Exercise directions> Your task is to repeat all of the data exactly while excluding the pictures.

Records

▼

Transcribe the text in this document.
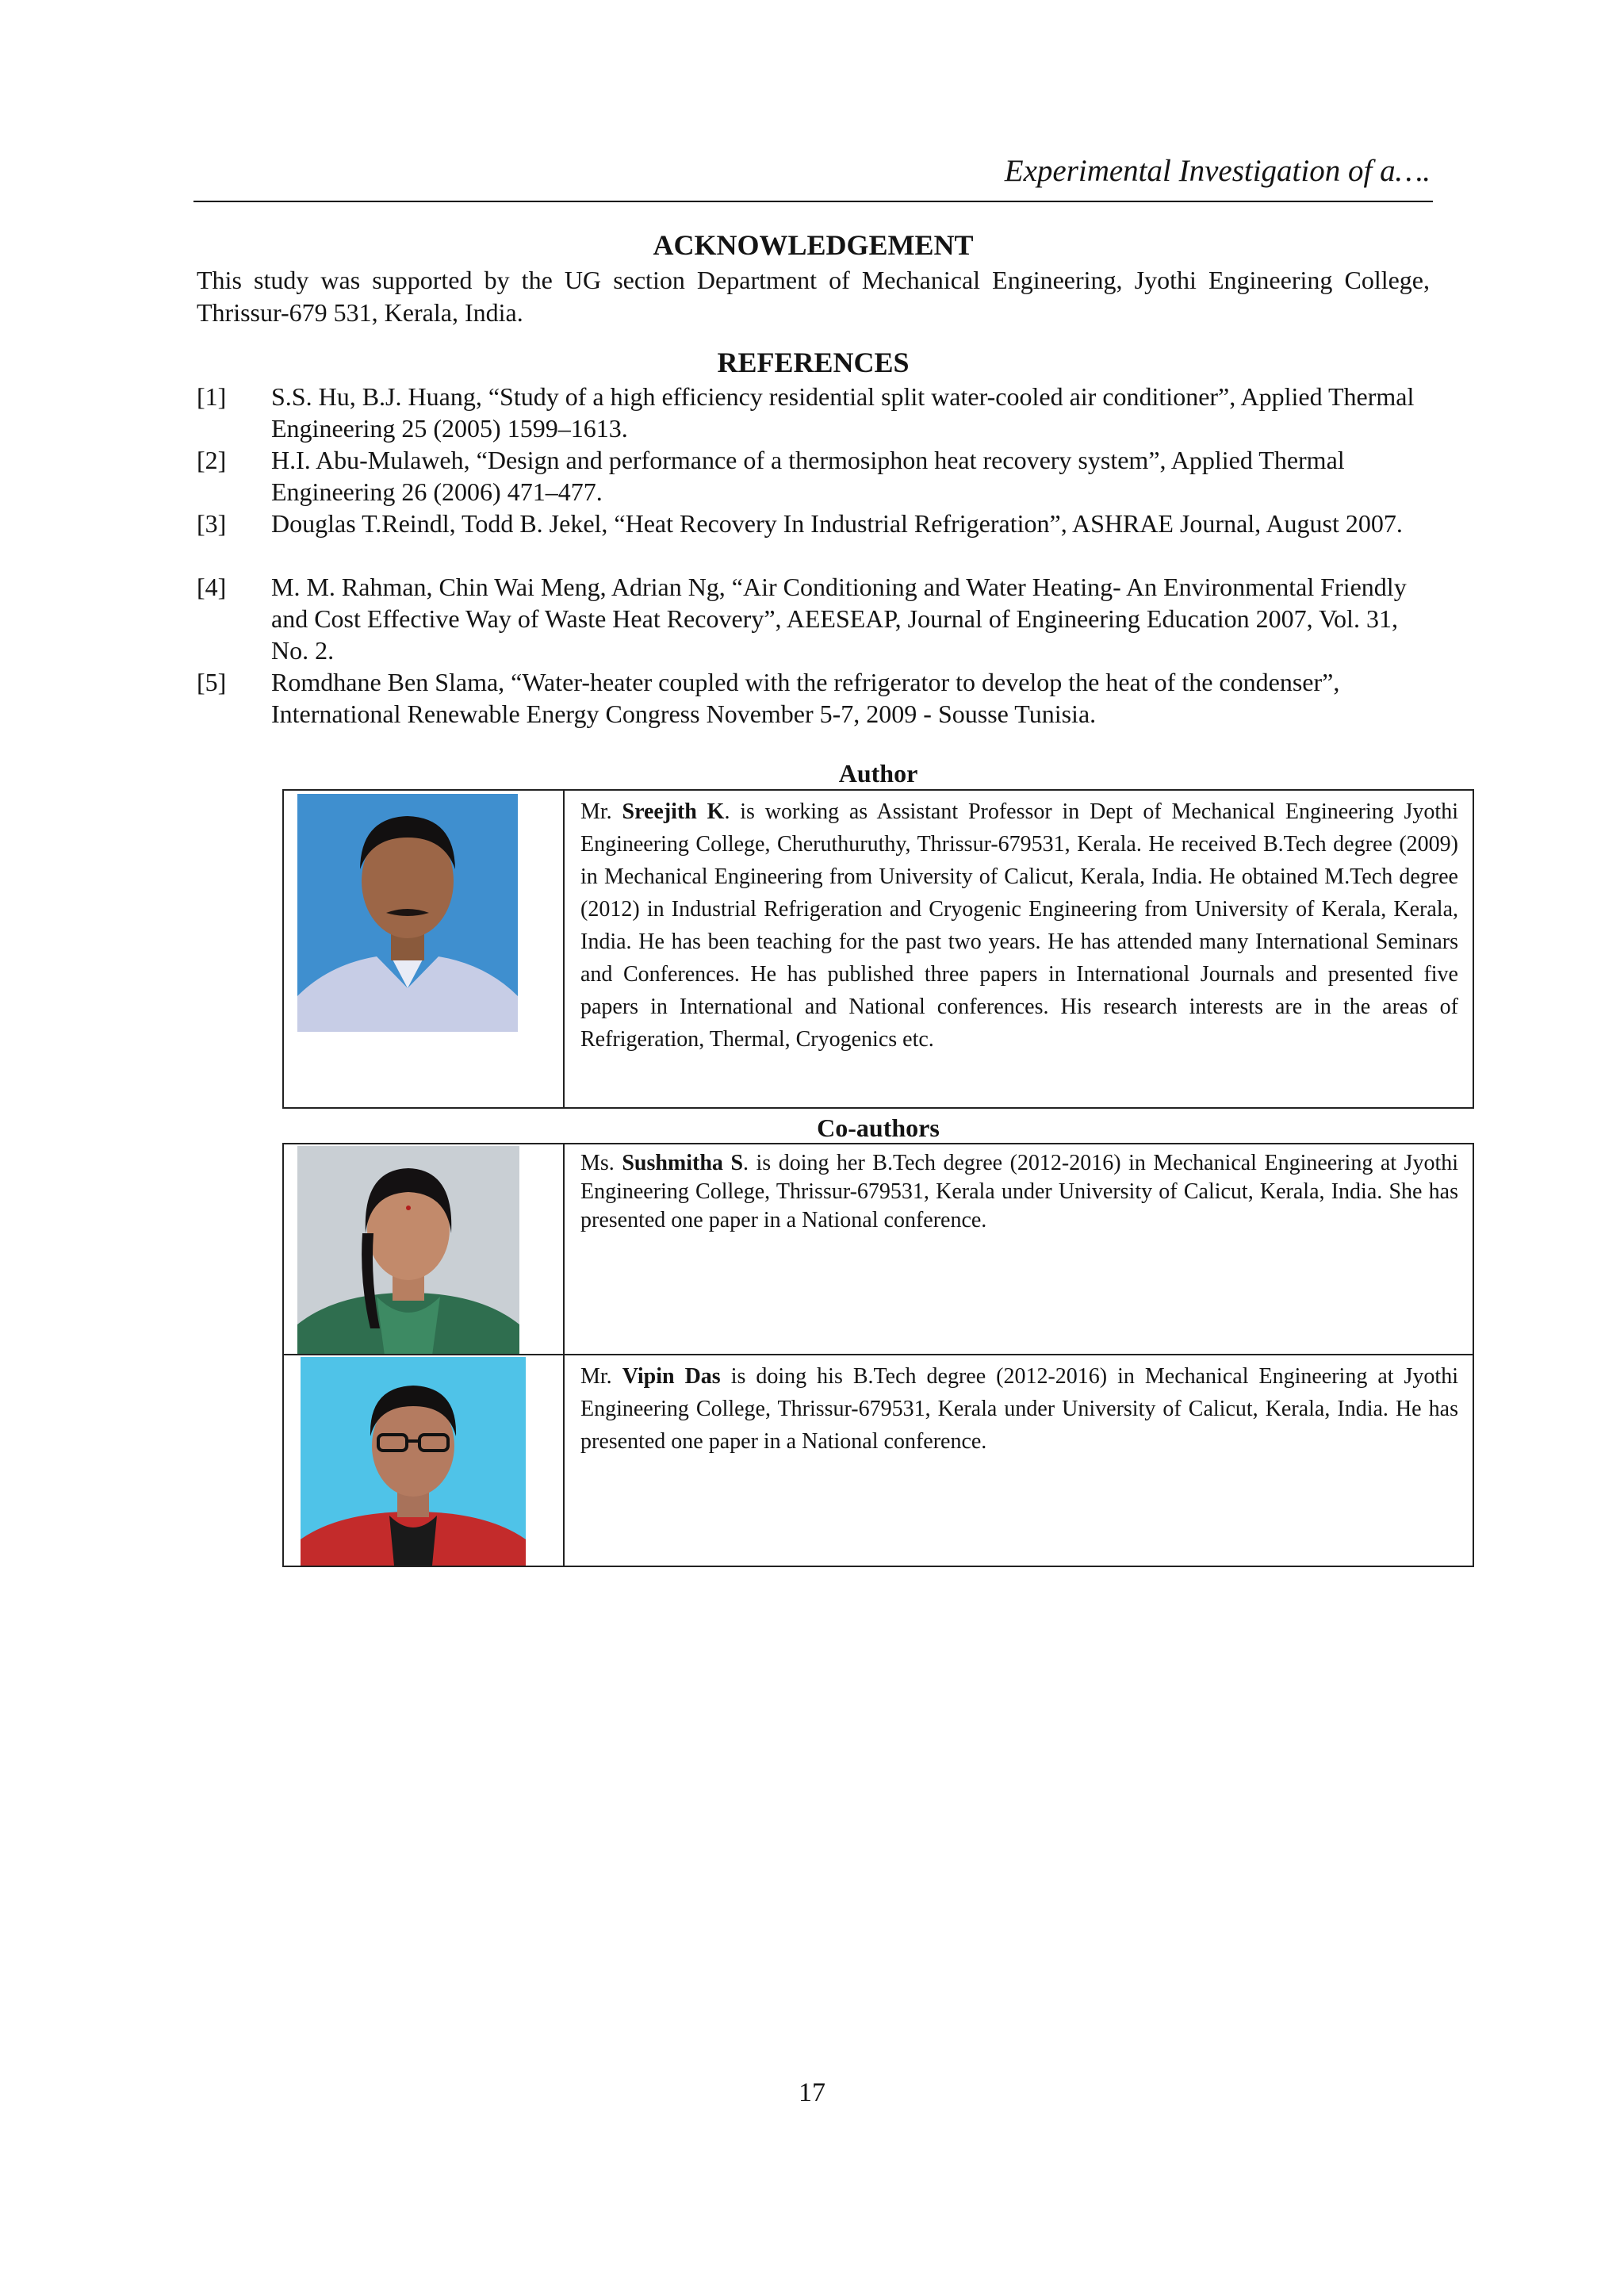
Experimental Investigation of a….
ACKNOWLEDGEMENT
This study was supported by the UG section Department of Mechanical Engineering, Jyothi Engineering College, Thrissur-679 531, Kerala, India.
REFERENCES
[1] S.S. Hu, B.J. Huang, “Study of a high efficiency residential split water-cooled air conditioner”, Applied Thermal Engineering 25 (2005) 1599–1613.
[2] H.I. Abu-Mulaweh, “Design and performance of a thermosiphon heat recovery system”, Applied Thermal Engineering 26 (2006) 471–477.
[3] Douglas T.Reindl, Todd B. Jekel, “Heat Recovery In Industrial Refrigeration”, ASHRAE Journal, August 2007.
[4] M. M. Rahman, Chin Wai Meng, Adrian Ng, “Air Conditioning and Water Heating- An Environmental Friendly and Cost Effective Way of Waste Heat Recovery”, AEESEAP, Journal of Engineering Education 2007, Vol. 31, No. 2.
[5] Romdhane Ben Slama, “Water-heater coupled with the refrigerator to develop the heat of the condenser”, International Renewable Energy Congress November 5-7, 2009 - Sousse Tunisia.
Author
Mr. Sreejith K. is working as Assistant Professor in Dept of Mechanical Engineering Jyothi Engineering College, Cheruthuruthy, Thrissur-679531, Kerala. He received B.Tech degree (2009) in Mechanical Engineering from University of Calicut, Kerala, India. He obtained M.Tech degree (2012) in Industrial Refrigeration and Cryogenic Engineering from University of Kerala, Kerala, India. He has been teaching for the past two years. He has attended many International Seminars and Conferences. He has published three papers in International Journals and presented five papers in International and National conferences. His research interests are in the areas of Refrigeration, Thermal, Cryogenics etc.
Co-authors
Ms. Sushmitha S. is doing her B.Tech degree (2012-2016) in Mechanical Engineering at Jyothi Engineering College, Thrissur-679531, Kerala under University of Calicut, Kerala, India. She has presented one paper in a National conference.
Mr. Vipin Das is doing his B.Tech degree (2012-2016) in Mechanical Engineering at Jyothi Engineering College, Thrissur-679531, Kerala under University of Calicut, Kerala, India. He has presented one paper in a National conference.
17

▲

Full output>
Transcribe the text in this document.
Experimental Investigation of a….
ACKNOWLEDGEMENT
This study was supported by the UG section Department of Mechanical Engineering, Jyothi Engineering College, Thrissur-679 531, Kerala, India.
REFERENCES
[1] S.S. Hu, B.J. Huang, “Study of a high efficiency residential split water-cooled air conditioner”, Applied Thermal Engineering 25 (2005) 1599–1613.
[2] H.I. Abu-Mulaweh, “Design and performance of a thermosiphon heat recovery system”, Applied Thermal Engineering 26 (2006) 471–477.
[3] Douglas T.Reindl, Todd B. Jekel, “Heat Recovery In Industrial Refrigeration”, ASHRAE Journal, August 2007.
[4] M. M. Rahman, Chin Wai Meng, Adrian Ng, “Air Conditioning and Water Heating- An Environmental Friendly and Cost Effective Way of Waste Heat Recovery”, AEESEAP, Journal of Engineering Education 2007, Vol. 31, No. 2.
[5] Romdhane Ben Slama, “Water-heater coupled with the refrigerator to develop the heat of the condenser”, International Renewable Energy Congress November 5-7, 2009 - Sousse Tunisia.
Author
Mr. Sreejith K. is working as Assistant Professor in Dept of Mechanical Engineering Jyothi Engineering College, Cheruthuruthy, Thrissur-679531, Kerala. He received B.Tech degree (2009) in Mechanical Engineering from University of Calicut, Kerala, India. He obtained M.Tech degree (2012) in Industrial Refrigeration and Cryogenic Engineering from University of Kerala, Kerala, India. He has been teaching for the past two years. He has attended many International Seminars and Conferences. He has published three papers in International Journals and presented five papers in International and National conferences. His research interests are in the areas of Refrigeration, Thermal, Cryogenics etc.
Co-authors
Ms. Sushmitha S. is doing her B.Tech degree (2012-2016) in Mechanical Engineering at Jyothi Engineering College, Thrissur-679531, Kerala under University of Calicut, Kerala, India. She has presented one paper in a National conference.
Mr. Vipin Das is doing his B.Tech degree (2012-2016) in Mechanical Engineering at Jyothi Engineering College, Thrissur-679531, Kerala under University of Calicut, Kerala, India. He has presented one paper in a National conference.
17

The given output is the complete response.